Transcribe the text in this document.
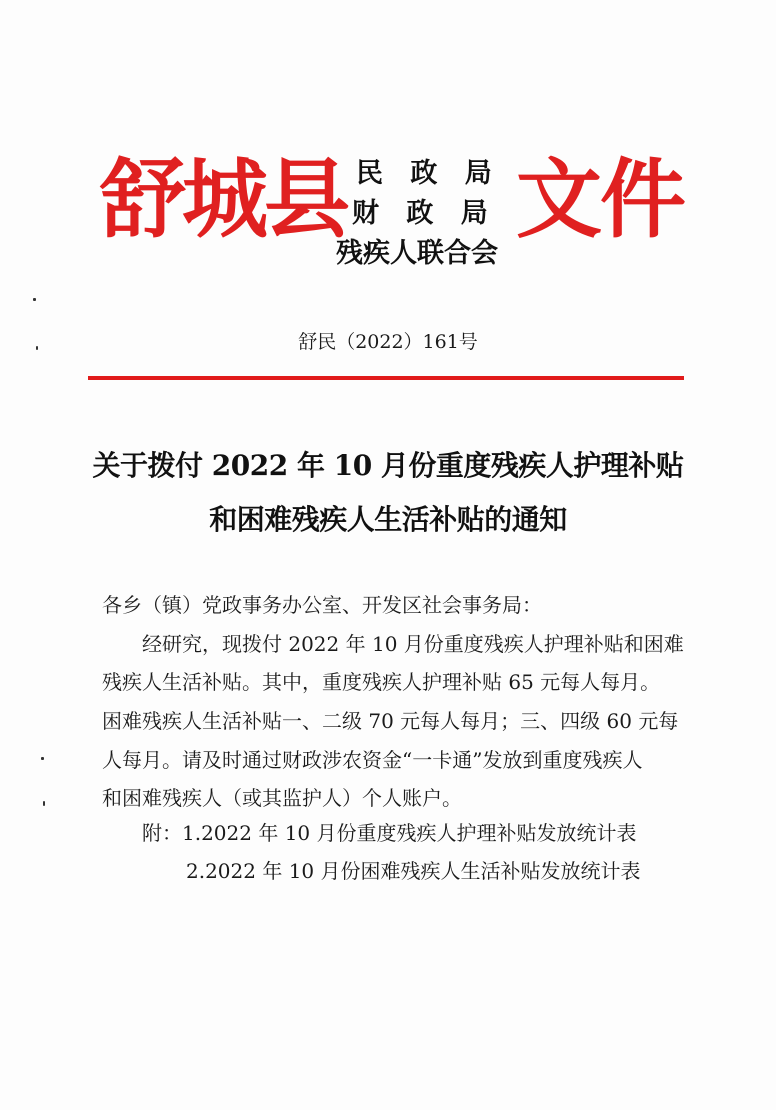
舒城县 民 政 局
财 政 局
残疾人联合会
文件
舒民（2022）161号
关于拨付 2022 年 10 月份重度残疾人护理补贴
和困难残疾人生活补贴的通知
各乡（镇）党政事务办公室、开发区社会事务局：
经研究，现拨付 2022 年 10 月份重度残疾人护理补贴和困难
残疾人生活补贴。其中，重度残疾人护理补贴 65 元每人每月。
困难残疾人生活补贴一、二级 70 元每人每月；三、四级 60 元每
人每月。请及时通过财政涉农资金“一卡通”发放到重度残疾人
和困难残疾人（或其监护人）个人账户。
附：1.2022 年 10 月份重度残疾人护理补贴发放统计表
2.2022 年 10 月份困难残疾人生活补贴发放统计表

——

### What is required
Could you reproduce every record above exactly, leaving out the pictures?

### Output
Transcribe the text in this document.
舒城县 民 政 局
财 政 局
残疾人联合会
文件
舒民（2022）161号
关于拨付 2022 年 10 月份重度残疾人护理补贴
和困难残疾人生活补贴的通知
各乡（镇）党政事务办公室、开发区社会事务局：
经研究，现拨付 2022 年 10 月份重度残疾人护理补贴和困难
残疾人生活补贴。其中，重度残疾人护理补贴 65 元每人每月。
困难残疾人生活补贴一、二级 70 元每人每月；三、四级 60 元每
人每月。请及时通过财政涉农资金“一卡通”发放到重度残疾人
和困难残疾人（或其监护人）个人账户。
附：1.2022 年 10 月份重度残疾人护理补贴发放统计表
2.2022 年 10 月份困难残疾人生活补贴发放统计表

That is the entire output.